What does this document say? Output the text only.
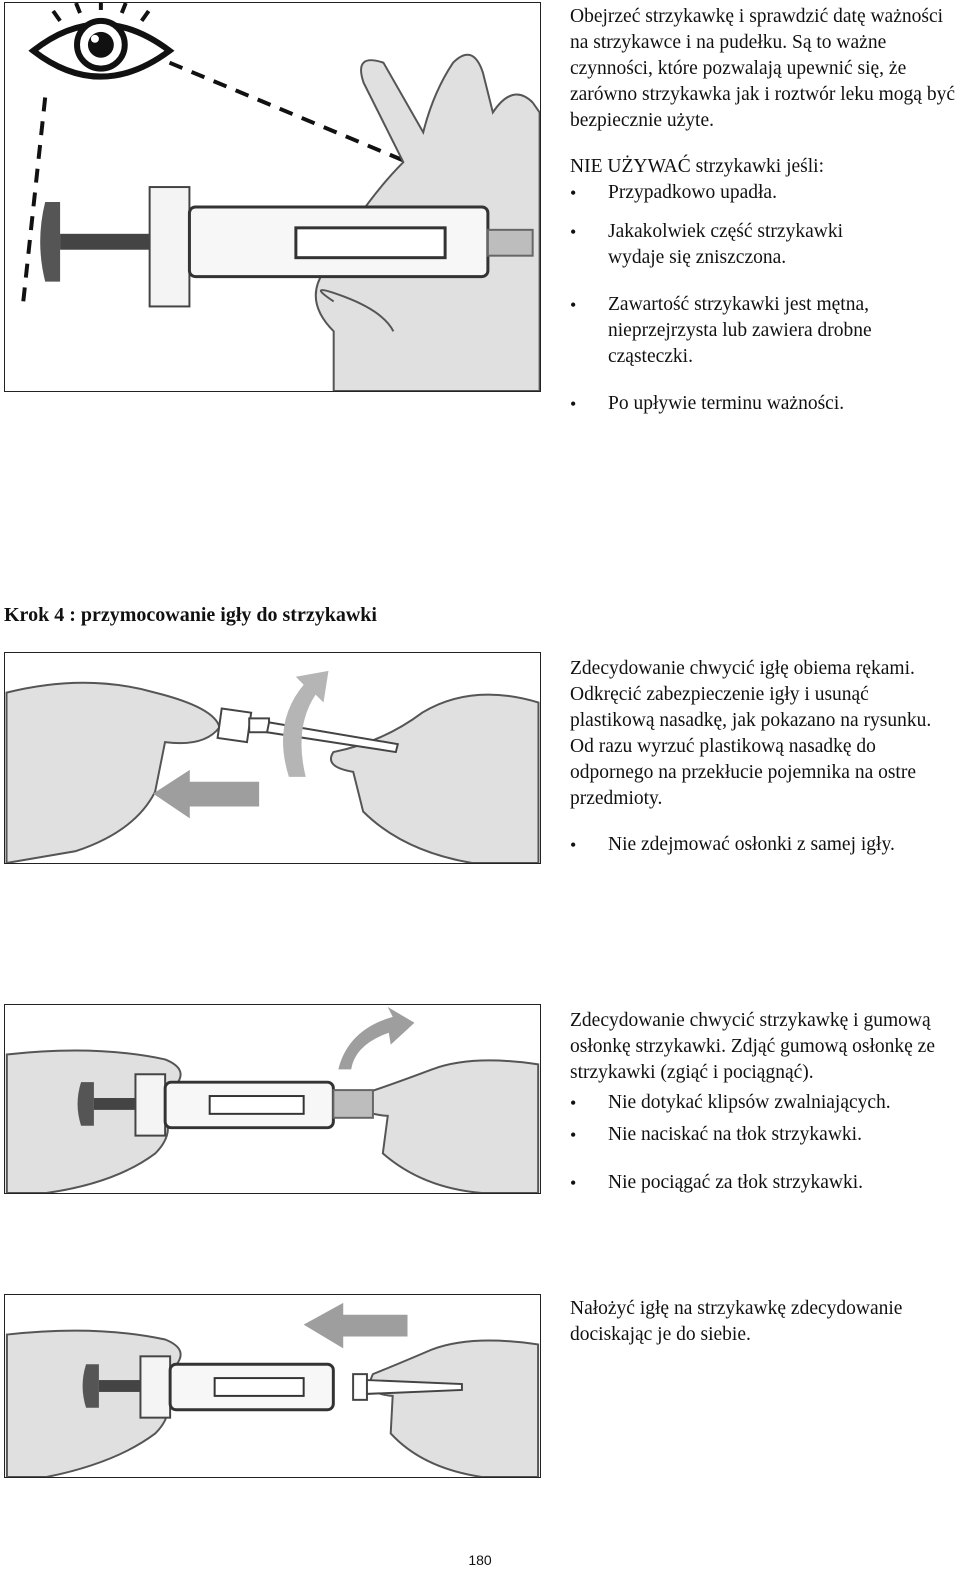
Obejrzeć strzykawkę i sprawdzić datę ważności na strzykawce i na pudełku. Są to ważne czynności, które pozwalają upewnić się, że zarówno strzykawka jak i roztwór leku mogą być bezpiecznie użyte.

NIE UŻYWAĆ strzykawki jeśli:

• Przypadkowo upadła.
• Jakakolwiek część strzykawki wydaje się zniszczona.
• Zawartość strzykawki jest mętna, nieprzejrzysta lub zawiera drobne cząsteczki.
• Po upływie terminu ważności.
Krok 4 : przymocowanie igły do strzykawki

Zdecydowanie chwycić igłę obiema rękami. Odkręcić zabezpieczenie igły i usunąć plastikową nasadkę, jak pokazano na rysunku.

Od razu wyrzuć plastikową nasadkę do odpornego na przekłucie pojemnika na ostre przedmioty.

• Nie zdejmować osłonki z samej igły.

Zdecydowanie chwycić strzykawkę i gumową osłonkę strzykawki. Zdjąć gumową osłonkę ze strzykawki (zgiąć i pociągnąć).

• Nie dotykać klipsów zwalniających.
• Nie naciskać na tłok strzykawki.
• Nie pociągać za tłok strzykawki.

Nałożyć igłę na strzykawkę zdecydowanie dociskając je do siebie.

180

※

_Task requirements_: Give only the number of lines above that hold the string "tłok".

_The result_: 2